What is required:
Write out all lines holding the word "Avenue".

Stored entries:

-- begin --

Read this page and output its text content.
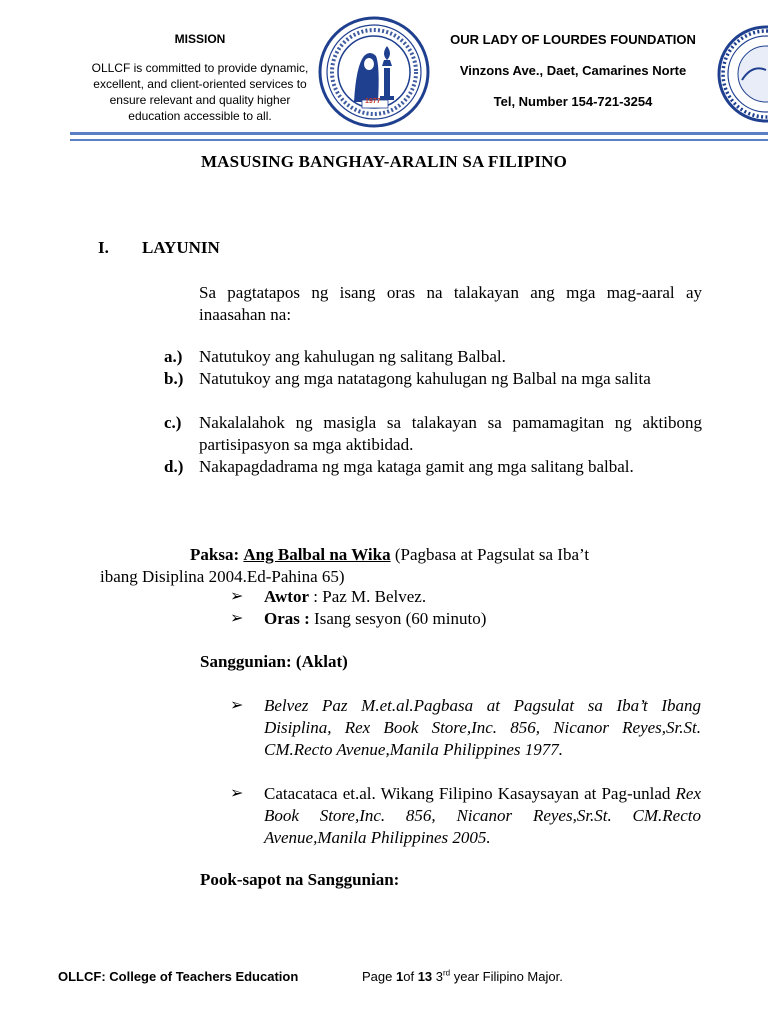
MISSION
OLLCF is committed to provide dynamic, excellent, and client-oriented services to ensure relevant and quality higher education accessible to all.
1977
OUR LADY OF LOURDES FOUNDATION
Vinzons Ave., Daet, Camarines Norte
Tel, Number 154-721-3254
MASUSING BANGHAY-ARALIN SA FILIPINO
I. LAYUNIN
Sa pagtatapos ng isang oras na talakayan ang mga mag-aaral ay inaasahan na:
a.) Natutukoy ang kahulugan ng salitang Balbal.
b.) Natutukoy ang mga natatagong kahulugan ng Balbal na mga salita
c.) Nakalalahok ng masigla sa talakayan sa pamamagitan ng aktibong partisipasyon sa mga aktibidad.
d.) Nakapagdadrama ng mga kataga gamit ang mga salitang balbal.
Paksa: Ang Balbal na Wika (Pagbasa at Pagsulat sa Iba’t
ibang Disiplina 2004.Ed-Pahina 65)
➢ Awtor : Paz M. Belvez.
➢ Oras : Isang sesyon (60 minuto)
Sanggunian: (Aklat)
➢ Belvez Paz M.et.al.Pagbasa at Pagsulat sa Iba’t Ibang Disiplina, Rex Book Store,Inc. 856, Nicanor Reyes,Sr.St. CM.Recto Avenue,Manila Philippines 1977.
➢ Catacataca et.al. Wikang Filipino Kasaysayan at Pag-unlad Rex Book Store,Inc. 856, Nicanor Reyes,Sr.St. CM.Recto Avenue,Manila Philippines 2005.
Pook-sapot na Sanggunian:
OLLCF: College of Teachers Education	Page 1of 13 3rd year Filipino Major.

-- end --

Solution for this task:
➢ Belvez Paz M.et.al.Pagbasa at Pagsulat sa Iba’t Ibang Disiplina, Rex Book Store,Inc. 856, Nicanor Reyes,Sr.St. CM.Recto Avenue,Manila Philippines 1977.
➢ Catacataca et.al. Wikang Filipino Kasaysayan at Pag-unlad Rex Book Store,Inc. 856, Nicanor Reyes,Sr.St. CM.Recto Avenue,Manila Philippines 2005.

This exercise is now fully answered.